Stored data entries
■ ■ ■ ■ ■ ■ ■
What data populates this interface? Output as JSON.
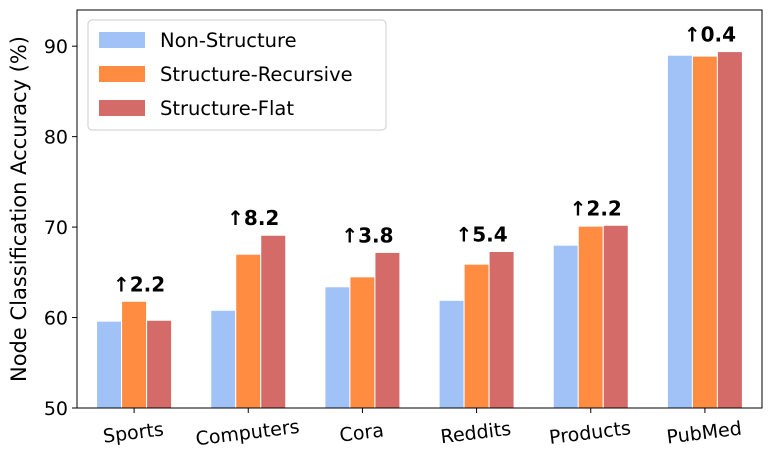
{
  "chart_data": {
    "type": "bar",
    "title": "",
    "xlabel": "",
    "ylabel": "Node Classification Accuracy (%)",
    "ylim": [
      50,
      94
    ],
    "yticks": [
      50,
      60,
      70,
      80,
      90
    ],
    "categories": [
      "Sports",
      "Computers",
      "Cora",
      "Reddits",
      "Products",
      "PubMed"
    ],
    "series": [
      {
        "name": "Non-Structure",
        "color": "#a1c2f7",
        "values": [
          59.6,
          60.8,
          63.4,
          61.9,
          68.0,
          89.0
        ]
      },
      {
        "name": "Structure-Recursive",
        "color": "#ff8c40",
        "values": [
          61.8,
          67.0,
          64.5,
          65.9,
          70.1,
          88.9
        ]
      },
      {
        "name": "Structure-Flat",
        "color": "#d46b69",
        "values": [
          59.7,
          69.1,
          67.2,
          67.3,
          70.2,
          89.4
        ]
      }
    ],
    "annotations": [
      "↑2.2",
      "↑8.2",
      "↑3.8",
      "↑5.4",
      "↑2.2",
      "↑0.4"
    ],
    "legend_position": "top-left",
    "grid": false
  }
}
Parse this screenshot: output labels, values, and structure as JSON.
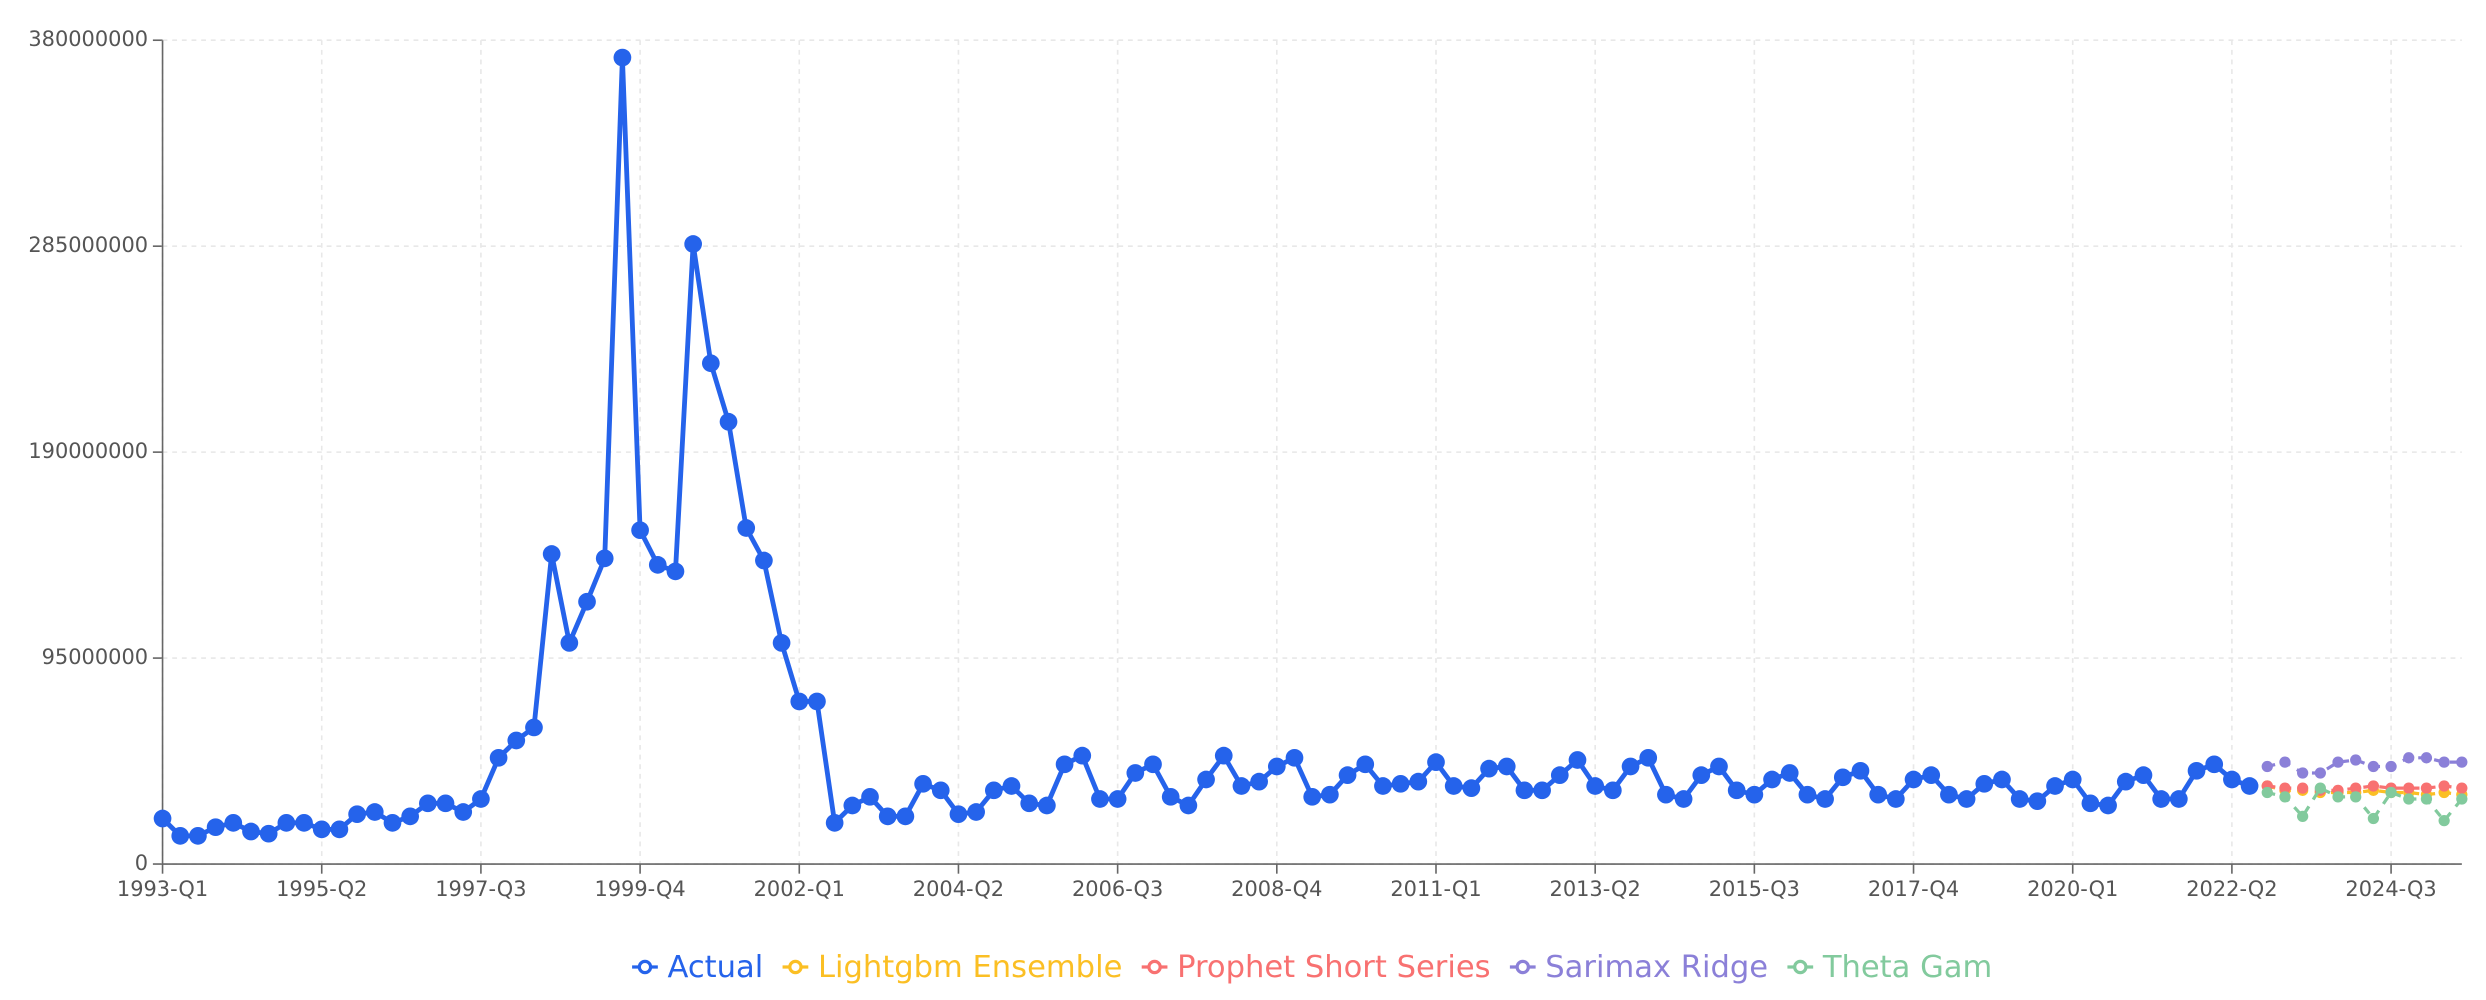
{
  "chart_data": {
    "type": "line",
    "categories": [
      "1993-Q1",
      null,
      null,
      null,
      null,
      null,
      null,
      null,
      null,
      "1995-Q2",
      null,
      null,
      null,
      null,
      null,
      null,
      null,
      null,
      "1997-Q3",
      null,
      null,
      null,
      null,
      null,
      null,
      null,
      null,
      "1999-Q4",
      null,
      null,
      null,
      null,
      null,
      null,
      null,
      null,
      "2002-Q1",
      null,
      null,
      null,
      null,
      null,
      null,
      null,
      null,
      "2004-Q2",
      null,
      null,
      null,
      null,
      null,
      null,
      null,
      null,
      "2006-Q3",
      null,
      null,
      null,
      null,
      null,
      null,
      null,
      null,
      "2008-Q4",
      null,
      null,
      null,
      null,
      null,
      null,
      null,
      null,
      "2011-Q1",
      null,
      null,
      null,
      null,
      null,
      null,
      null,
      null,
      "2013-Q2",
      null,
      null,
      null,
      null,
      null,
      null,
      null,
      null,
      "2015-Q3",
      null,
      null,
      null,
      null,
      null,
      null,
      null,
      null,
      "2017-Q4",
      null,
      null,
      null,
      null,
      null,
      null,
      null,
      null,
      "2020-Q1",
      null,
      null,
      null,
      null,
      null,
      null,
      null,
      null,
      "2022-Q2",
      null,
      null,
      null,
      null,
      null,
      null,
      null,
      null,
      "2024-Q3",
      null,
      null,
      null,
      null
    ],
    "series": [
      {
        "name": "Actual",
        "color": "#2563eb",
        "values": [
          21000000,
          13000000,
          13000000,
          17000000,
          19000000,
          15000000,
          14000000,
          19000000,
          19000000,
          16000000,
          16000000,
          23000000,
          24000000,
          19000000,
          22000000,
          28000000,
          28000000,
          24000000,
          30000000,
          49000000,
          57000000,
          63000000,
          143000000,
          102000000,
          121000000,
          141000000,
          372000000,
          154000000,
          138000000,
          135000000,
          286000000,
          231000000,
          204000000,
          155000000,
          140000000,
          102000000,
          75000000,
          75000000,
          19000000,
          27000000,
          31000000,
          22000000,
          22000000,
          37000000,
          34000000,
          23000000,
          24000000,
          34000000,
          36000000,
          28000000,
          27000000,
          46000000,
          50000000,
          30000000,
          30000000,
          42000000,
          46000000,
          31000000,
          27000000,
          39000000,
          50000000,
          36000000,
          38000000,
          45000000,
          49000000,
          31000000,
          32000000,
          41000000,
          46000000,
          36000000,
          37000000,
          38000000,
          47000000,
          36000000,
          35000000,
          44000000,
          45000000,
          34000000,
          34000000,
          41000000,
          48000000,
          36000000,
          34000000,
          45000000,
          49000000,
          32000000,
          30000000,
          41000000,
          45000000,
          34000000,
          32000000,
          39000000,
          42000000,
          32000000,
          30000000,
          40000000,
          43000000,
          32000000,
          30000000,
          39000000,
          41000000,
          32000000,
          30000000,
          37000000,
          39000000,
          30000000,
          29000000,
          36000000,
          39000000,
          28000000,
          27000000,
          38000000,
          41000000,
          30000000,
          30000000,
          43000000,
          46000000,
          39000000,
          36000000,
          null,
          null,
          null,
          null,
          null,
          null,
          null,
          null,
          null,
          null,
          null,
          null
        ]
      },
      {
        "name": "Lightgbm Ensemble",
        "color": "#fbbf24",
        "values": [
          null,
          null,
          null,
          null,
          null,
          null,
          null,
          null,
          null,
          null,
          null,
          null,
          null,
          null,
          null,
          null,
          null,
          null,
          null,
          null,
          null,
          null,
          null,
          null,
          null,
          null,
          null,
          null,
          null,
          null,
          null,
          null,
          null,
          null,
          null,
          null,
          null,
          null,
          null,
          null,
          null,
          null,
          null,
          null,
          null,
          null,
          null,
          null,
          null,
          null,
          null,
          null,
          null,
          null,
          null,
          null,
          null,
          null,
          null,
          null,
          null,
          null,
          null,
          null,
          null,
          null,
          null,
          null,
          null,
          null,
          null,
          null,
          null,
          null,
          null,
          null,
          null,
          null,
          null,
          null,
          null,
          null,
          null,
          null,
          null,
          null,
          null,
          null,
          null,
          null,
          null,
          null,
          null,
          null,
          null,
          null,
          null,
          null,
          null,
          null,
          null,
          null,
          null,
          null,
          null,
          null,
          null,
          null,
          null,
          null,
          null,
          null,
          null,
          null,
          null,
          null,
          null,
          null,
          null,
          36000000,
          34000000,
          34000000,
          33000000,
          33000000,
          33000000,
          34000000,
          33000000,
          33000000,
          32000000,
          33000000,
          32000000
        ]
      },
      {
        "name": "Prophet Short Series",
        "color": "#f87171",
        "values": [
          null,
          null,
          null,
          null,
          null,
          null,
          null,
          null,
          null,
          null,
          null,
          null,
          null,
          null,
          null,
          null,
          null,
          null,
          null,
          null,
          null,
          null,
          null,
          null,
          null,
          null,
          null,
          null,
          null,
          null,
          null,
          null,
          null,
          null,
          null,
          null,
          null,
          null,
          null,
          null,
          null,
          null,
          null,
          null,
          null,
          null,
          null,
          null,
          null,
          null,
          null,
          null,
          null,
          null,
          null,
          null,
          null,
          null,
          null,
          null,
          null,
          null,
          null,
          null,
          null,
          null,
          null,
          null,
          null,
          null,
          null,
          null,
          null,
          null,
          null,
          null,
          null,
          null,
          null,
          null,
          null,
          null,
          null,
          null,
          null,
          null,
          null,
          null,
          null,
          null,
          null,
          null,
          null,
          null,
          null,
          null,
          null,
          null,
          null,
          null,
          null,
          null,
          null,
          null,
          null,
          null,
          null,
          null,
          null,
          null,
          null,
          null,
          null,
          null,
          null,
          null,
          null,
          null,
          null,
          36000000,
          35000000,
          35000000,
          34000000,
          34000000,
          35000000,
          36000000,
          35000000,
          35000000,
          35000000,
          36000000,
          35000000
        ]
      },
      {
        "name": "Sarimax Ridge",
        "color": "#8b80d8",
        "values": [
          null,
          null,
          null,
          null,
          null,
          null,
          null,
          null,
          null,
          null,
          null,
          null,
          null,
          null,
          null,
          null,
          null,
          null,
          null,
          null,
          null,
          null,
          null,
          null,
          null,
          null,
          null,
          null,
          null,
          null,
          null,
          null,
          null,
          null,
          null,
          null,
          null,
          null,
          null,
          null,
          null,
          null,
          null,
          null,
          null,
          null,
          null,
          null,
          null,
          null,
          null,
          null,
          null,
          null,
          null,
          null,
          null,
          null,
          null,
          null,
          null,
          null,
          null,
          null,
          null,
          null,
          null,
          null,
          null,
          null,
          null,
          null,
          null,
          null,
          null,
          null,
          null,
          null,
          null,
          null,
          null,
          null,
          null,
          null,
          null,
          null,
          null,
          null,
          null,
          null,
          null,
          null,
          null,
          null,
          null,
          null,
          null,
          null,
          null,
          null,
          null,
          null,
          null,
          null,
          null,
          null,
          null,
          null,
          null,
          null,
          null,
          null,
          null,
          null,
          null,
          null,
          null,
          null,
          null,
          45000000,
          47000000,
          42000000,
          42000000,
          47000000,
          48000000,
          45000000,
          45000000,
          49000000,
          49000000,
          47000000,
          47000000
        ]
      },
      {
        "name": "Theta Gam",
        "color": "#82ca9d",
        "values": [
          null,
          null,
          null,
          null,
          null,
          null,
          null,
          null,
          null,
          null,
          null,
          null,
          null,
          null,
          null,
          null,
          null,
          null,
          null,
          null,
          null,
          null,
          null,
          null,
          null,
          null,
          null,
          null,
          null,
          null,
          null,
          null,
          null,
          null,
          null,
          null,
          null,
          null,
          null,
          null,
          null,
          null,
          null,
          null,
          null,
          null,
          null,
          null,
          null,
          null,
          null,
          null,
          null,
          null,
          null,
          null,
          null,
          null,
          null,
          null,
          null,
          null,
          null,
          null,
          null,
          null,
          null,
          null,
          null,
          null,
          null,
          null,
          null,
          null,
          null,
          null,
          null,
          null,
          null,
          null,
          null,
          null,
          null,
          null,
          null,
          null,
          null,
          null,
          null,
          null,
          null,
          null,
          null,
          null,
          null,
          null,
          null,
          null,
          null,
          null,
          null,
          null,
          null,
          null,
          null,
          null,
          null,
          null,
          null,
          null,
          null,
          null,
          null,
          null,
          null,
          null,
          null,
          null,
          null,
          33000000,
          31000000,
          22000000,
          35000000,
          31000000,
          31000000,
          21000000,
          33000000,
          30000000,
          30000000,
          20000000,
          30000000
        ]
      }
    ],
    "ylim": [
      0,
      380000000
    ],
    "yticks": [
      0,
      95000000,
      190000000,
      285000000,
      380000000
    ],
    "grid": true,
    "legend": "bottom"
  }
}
■ ■ ■ ■ ■ ■ ■
• _Problem description_
Above are entries; state the number of lines among them that contain "JSON", and nothing else.

• _Exercise response_
2